Exercise brief » Where a line holds the word "homicídio", copy that line.

Data entries:
****************

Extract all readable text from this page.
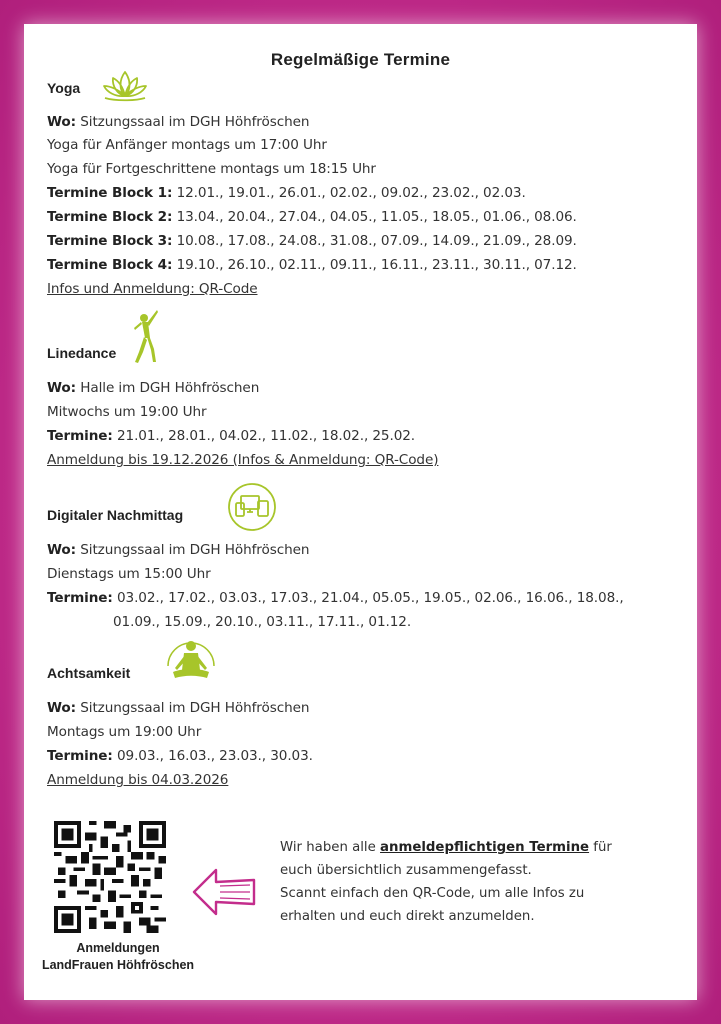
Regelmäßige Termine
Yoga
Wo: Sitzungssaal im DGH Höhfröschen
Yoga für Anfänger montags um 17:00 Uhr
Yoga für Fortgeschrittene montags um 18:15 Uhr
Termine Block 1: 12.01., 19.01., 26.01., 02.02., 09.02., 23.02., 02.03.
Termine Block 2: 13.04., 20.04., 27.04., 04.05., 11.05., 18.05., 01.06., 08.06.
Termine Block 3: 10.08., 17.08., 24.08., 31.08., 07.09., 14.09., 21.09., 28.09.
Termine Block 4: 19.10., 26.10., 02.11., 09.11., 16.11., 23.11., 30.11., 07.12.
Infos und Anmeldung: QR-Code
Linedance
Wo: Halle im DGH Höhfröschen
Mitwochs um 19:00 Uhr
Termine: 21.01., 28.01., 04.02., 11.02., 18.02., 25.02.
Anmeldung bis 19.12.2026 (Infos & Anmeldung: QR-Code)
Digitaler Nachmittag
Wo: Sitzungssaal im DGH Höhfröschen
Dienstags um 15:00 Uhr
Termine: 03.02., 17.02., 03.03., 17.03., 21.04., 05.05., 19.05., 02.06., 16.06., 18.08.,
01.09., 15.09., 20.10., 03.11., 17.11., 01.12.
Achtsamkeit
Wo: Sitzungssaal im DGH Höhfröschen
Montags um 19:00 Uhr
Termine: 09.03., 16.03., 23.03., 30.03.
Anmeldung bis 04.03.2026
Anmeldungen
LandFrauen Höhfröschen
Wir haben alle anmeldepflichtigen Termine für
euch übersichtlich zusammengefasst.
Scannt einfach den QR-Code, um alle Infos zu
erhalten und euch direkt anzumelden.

****************

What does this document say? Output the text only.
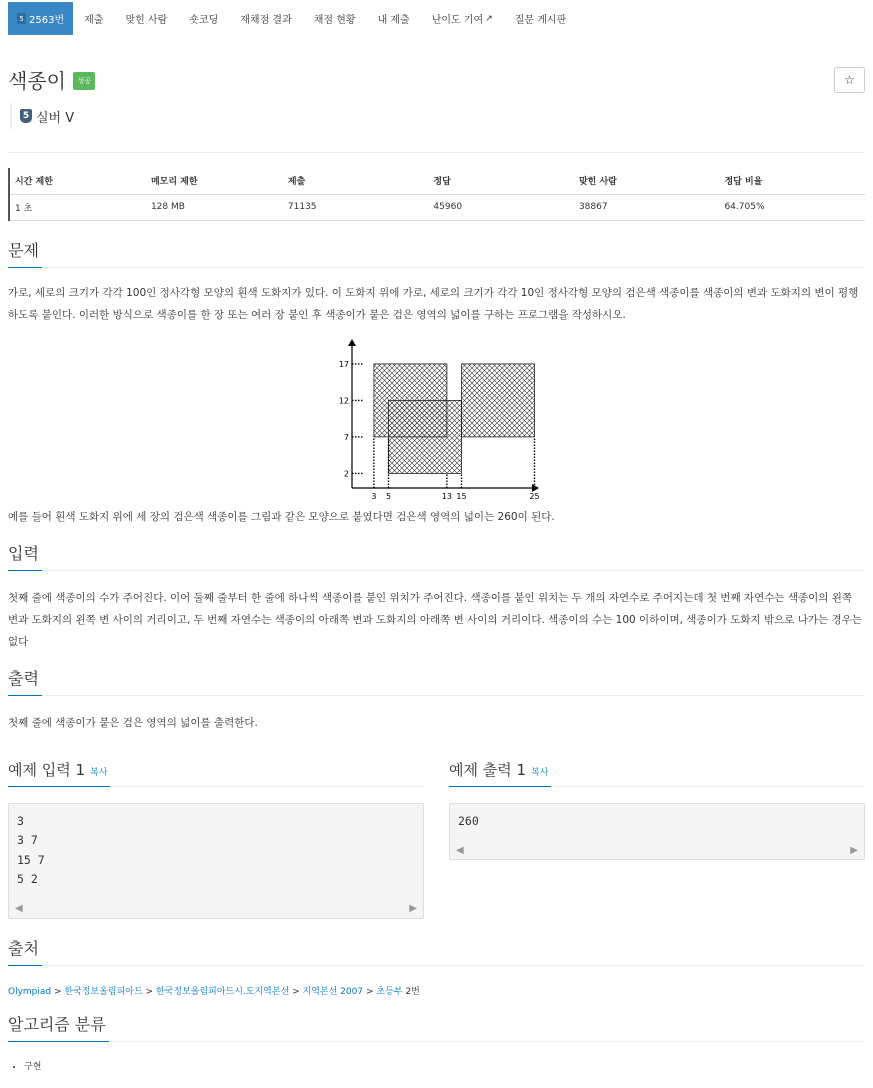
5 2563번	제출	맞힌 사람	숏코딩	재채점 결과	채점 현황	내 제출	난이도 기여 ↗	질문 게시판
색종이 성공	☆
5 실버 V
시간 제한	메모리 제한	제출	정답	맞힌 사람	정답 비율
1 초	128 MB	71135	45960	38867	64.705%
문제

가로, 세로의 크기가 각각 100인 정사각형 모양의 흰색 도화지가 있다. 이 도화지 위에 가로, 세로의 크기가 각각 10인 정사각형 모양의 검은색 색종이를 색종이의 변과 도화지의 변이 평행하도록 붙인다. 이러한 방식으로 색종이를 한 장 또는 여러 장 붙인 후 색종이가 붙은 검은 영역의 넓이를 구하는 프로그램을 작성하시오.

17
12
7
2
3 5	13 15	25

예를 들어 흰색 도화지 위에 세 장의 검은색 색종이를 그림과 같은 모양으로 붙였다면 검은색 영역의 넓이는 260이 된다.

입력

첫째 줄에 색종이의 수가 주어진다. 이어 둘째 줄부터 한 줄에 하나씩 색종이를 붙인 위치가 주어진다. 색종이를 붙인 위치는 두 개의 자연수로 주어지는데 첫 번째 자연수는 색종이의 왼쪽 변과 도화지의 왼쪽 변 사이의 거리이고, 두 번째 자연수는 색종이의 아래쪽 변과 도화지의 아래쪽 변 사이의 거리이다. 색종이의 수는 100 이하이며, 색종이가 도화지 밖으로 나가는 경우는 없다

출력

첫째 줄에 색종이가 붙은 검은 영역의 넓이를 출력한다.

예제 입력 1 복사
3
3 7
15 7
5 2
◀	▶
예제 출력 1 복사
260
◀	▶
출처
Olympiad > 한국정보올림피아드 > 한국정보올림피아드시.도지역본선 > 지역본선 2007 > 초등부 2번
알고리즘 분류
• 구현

****************

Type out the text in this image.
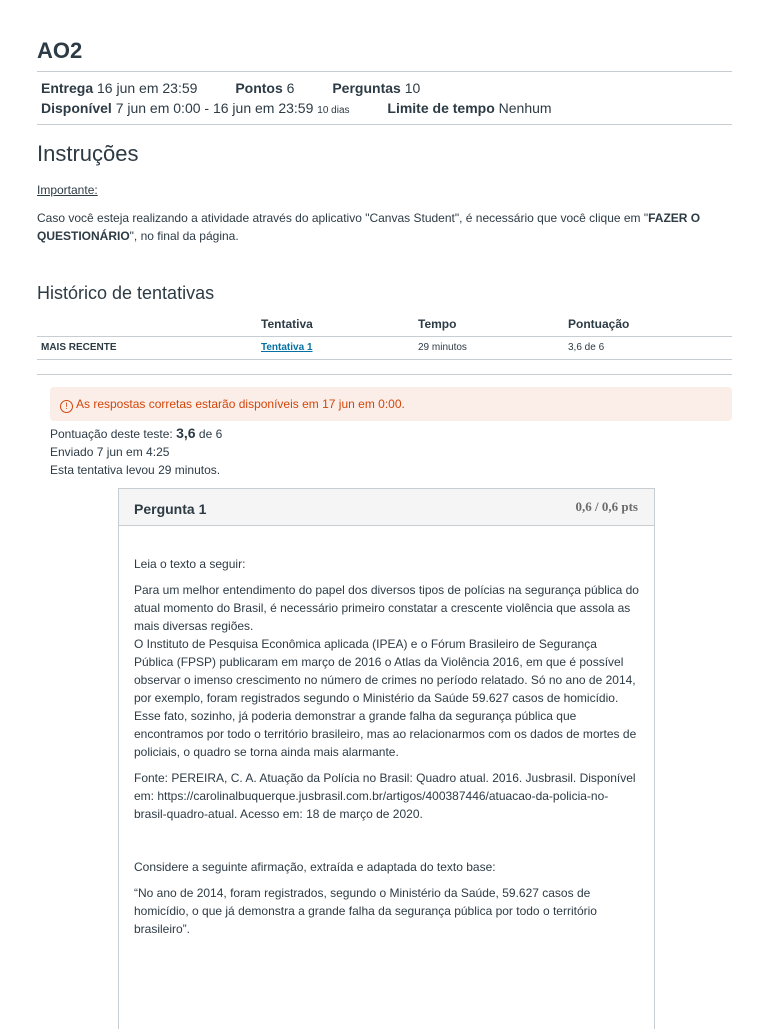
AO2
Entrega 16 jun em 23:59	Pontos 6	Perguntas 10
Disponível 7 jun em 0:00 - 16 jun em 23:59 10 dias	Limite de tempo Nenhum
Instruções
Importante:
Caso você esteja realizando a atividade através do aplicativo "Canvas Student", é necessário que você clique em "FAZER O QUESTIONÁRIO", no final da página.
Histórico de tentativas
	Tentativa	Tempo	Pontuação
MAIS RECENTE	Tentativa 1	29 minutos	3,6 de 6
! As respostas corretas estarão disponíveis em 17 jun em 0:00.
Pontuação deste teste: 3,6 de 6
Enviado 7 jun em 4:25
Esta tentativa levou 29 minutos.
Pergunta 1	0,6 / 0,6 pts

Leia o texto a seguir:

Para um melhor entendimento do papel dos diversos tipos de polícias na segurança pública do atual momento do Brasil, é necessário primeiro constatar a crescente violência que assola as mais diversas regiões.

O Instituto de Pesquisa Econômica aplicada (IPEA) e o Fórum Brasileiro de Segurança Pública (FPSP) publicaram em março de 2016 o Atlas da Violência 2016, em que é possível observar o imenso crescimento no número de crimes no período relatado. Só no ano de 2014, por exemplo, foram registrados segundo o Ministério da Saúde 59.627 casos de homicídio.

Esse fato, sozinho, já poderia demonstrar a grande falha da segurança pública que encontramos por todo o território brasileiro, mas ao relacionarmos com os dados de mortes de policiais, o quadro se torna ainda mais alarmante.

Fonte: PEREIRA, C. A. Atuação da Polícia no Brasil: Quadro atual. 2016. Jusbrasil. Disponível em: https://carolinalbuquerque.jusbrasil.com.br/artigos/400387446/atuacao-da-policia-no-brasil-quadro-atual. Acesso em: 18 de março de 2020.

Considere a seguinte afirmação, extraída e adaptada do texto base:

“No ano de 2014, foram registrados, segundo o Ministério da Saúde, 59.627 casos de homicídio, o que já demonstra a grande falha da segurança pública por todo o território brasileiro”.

****************

Answer for this exercise »
O Instituto de Pesquisa Econômica aplicada (IPEA) e o Fórum Brasileiro de Segurança Pública (FPSP) publicaram em março de 2016 o Atlas da Violência 2016, em que é possível observar o imenso crescimento no número de crimes no período relatado. Só no ano de 2014, por exemplo, foram registrados segundo o Ministério da Saúde 59.627 casos de homicídio.
“No ano de 2014, foram registrados, segundo o Ministério da Saúde, 59.627 casos de homicídio, o que já demonstra a grande falha da segurança pública por todo o território brasileiro”.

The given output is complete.